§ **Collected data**
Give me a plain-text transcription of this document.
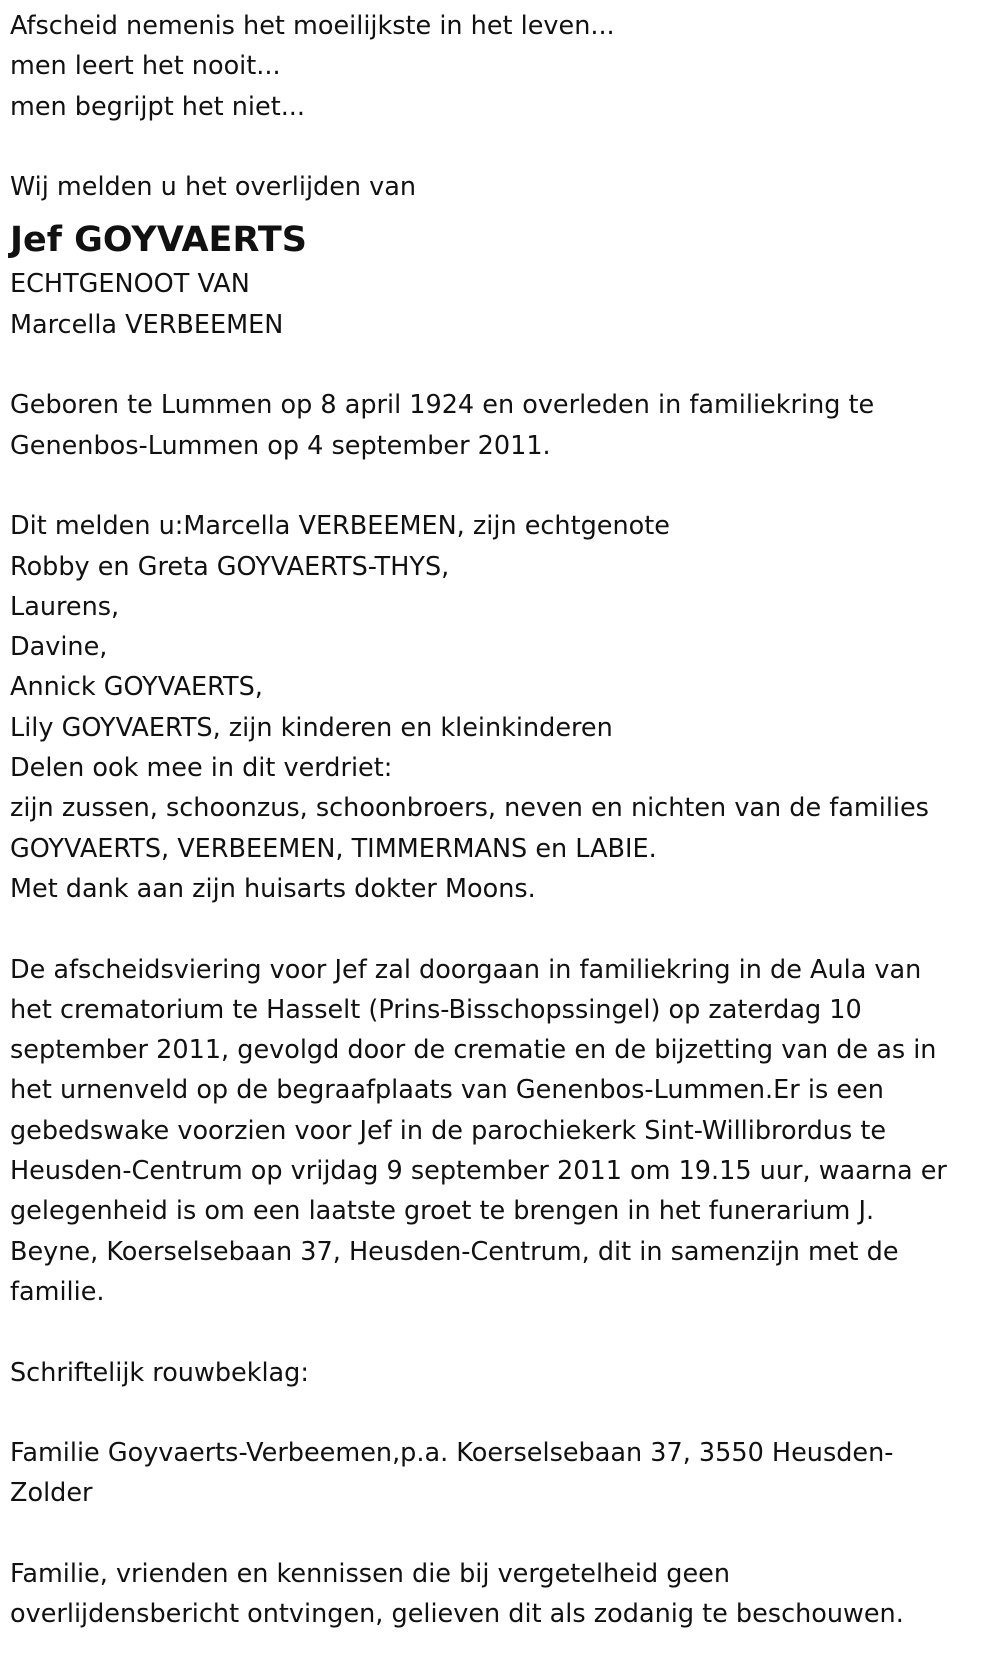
Afscheid nemenis het moeilijkste in het leven...
men leert het nooit...
men begrijpt het niet...
Wij melden u het overlijden van
Jef GOYVAERTS
ECHTGENOOT VAN
Marcella VERBEEMEN
Geboren te Lummen op 8 april 1924 en overleden in familiekring te
Genenbos-Lummen op 4 september 2011.
Dit melden u:Marcella VERBEEMEN, zijn echtgenote
Robby en Greta GOYVAERTS-THYS,
Laurens,
Davine,
Annick GOYVAERTS,
Lily GOYVAERTS, zijn kinderen en kleinkinderen
Delen ook mee in dit verdriet:
zijn zussen, schoonzus, schoonbroers, neven en nichten van de families
GOYVAERTS, VERBEEMEN, TIMMERMANS en LABIE.
Met dank aan zijn huisarts dokter Moons.
De afscheidsviering voor Jef zal doorgaan in familiekring in de Aula van
het crematorium te Hasselt (Prins-Bisschopssingel) op zaterdag 10
september 2011, gevolgd door de crematie en de bijzetting van de as in
het urnenveld op de begraafplaats van Genenbos-Lummen.Er is een
gebedswake voorzien voor Jef in de parochiekerk Sint-Willibrordus te
Heusden-Centrum op vrijdag 9 september 2011 om 19.15 uur, waarna er
gelegenheid is om een laatste groet te brengen in het funerarium J.
Beyne, Koerselsebaan 37, Heusden-Centrum, dit in samenzijn met de
familie.
Schriftelijk rouwbeklag:
Familie Goyvaerts-Verbeemen,p.a. Koerselsebaan 37, 3550 Heusden-
Zolder
Familie, vrienden en kennissen die bij vergetelheid geen
overlijdensbericht ontvingen, gelieven dit als zodanig te beschouwen.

§ **Goal of the exercise**
Restate the data above word for word. Skip every picture.

§ **Output of the exercise**
Give me a plain-text transcription of this document.
Afscheid nemenis het moeilijkste in het leven...
men leert het nooit...
men begrijpt het niet...
Wij melden u het overlijden van
Jef GOYVAERTS
ECHTGENOOT VAN
Marcella VERBEEMEN
Geboren te Lummen op 8 april 1924 en overleden in familiekring te
Genenbos-Lummen op 4 september 2011.
Dit melden u:Marcella VERBEEMEN, zijn echtgenote
Robby en Greta GOYVAERTS-THYS,
Laurens,
Davine,
Annick GOYVAERTS,
Lily GOYVAERTS, zijn kinderen en kleinkinderen
Delen ook mee in dit verdriet:
zijn zussen, schoonzus, schoonbroers, neven en nichten van de families
GOYVAERTS, VERBEEMEN, TIMMERMANS en LABIE.
Met dank aan zijn huisarts dokter Moons.
De afscheidsviering voor Jef zal doorgaan in familiekring in de Aula van
het crematorium te Hasselt (Prins-Bisschopssingel) op zaterdag 10
september 2011, gevolgd door de crematie en de bijzetting van de as in
het urnenveld op de begraafplaats van Genenbos-Lummen.Er is een
gebedswake voorzien voor Jef in de parochiekerk Sint-Willibrordus te
Heusden-Centrum op vrijdag 9 september 2011 om 19.15 uur, waarna er
gelegenheid is om een laatste groet te brengen in het funerarium J.
Beyne, Koerselsebaan 37, Heusden-Centrum, dit in samenzijn met de
familie.
Schriftelijk rouwbeklag:
Familie Goyvaerts-Verbeemen,p.a. Koerselsebaan 37, 3550 Heusden-
Zolder
Familie, vrienden en kennissen die bij vergetelheid geen
overlijdensbericht ontvingen, gelieven dit als zodanig te beschouwen.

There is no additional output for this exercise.